Extracted information —
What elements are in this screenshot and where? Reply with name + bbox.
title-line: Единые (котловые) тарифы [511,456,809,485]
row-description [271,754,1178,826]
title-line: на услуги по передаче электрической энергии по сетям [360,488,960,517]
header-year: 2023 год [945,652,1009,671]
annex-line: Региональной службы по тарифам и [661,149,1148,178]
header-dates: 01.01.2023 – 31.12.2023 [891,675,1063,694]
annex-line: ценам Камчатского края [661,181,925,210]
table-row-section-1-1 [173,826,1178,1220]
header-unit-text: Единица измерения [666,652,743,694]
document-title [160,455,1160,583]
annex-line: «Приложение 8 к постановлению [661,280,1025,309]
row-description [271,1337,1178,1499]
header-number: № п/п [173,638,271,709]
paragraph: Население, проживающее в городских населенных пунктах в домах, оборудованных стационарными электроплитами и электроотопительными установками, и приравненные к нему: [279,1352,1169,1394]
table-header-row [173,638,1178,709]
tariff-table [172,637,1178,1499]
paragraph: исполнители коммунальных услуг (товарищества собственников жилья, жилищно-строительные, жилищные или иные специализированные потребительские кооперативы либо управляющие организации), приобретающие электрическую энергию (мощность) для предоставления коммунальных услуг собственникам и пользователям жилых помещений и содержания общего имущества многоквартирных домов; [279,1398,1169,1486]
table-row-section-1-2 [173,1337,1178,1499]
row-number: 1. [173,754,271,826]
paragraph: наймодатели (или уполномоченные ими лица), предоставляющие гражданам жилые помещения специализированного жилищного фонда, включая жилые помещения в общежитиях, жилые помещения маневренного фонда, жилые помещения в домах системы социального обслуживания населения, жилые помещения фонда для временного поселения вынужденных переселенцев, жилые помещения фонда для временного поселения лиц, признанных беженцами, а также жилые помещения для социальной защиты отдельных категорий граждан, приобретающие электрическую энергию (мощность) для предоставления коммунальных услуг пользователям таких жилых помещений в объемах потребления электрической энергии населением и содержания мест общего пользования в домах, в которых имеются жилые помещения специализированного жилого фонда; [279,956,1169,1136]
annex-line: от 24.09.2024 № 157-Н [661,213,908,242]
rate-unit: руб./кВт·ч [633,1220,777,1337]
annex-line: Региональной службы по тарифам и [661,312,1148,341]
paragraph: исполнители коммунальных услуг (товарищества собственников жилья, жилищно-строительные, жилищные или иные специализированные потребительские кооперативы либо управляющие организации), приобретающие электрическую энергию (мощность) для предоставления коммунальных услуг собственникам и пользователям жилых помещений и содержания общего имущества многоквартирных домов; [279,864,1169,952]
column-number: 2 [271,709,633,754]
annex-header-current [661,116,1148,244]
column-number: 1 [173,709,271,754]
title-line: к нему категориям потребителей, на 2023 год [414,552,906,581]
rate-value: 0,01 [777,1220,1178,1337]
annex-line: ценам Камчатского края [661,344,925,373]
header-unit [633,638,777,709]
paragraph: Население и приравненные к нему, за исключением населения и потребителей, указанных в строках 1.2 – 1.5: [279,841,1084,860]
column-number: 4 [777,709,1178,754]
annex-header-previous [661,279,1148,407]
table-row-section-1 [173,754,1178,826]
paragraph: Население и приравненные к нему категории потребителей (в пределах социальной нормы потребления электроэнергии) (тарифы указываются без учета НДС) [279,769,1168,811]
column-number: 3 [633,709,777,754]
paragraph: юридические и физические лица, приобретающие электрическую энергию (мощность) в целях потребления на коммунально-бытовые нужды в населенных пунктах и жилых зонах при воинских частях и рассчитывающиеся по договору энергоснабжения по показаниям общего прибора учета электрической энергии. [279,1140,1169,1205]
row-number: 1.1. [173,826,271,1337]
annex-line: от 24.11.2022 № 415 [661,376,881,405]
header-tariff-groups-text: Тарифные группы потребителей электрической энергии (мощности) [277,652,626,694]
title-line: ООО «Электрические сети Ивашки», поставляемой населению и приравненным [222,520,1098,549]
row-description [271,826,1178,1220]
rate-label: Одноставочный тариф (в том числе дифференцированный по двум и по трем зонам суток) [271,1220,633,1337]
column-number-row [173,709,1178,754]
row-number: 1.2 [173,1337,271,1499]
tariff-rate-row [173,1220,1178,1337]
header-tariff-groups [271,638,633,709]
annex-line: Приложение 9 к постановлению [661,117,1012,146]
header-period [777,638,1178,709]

Problem — Copy everything from the start of the records down to and including the line that contains "row-number: 1. [173,754,271,826]", with no changes.

Solution below —
What elements are in this screenshot and where? Reply with name + bbox.
title-line: Единые (котловые) тарифы [511,456,809,485]
row-description [271,754,1178,826]
title-line: на услуги по передаче электрической энергии по сетям [360,488,960,517]
header-year: 2023 год [945,652,1009,671]
annex-line: Региональной службы по тарифам и [661,149,1148,178]
header-dates: 01.01.2023 – 31.12.2023 [891,675,1063,694]
annex-line: ценам Камчатского края [661,181,925,210]
table-row-section-1-1 [173,826,1178,1220]
header-unit-text: Единица измерения [666,652,743,694]
document-title [160,455,1160,583]
annex-line: «Приложение 8 к постановлению [661,280,1025,309]
row-description [271,1337,1178,1499]
header-number: № п/п [173,638,271,709]
paragraph: Население, проживающее в городских населенных пунктах в домах, оборудованных стационарными электроплитами и электроотопительными установками, и приравненные к нему: [279,1352,1169,1394]
table-header-row [173,638,1178,709]
tariff-table [172,637,1178,1499]
paragraph: исполнители коммунальных услуг (товарищества собственников жилья, жилищно-строительные, жилищные или иные специализированные потребительские кооперативы либо управляющие организации), приобретающие электрическую энергию (мощность) для предоставления коммунальных услуг собственникам и пользователям жилых помещений и содержания общего имущества многоквартирных домов; [279,1398,1169,1486]
table-row-section-1-2 [173,1337,1178,1499]
row-number: 1. [173,754,271,826]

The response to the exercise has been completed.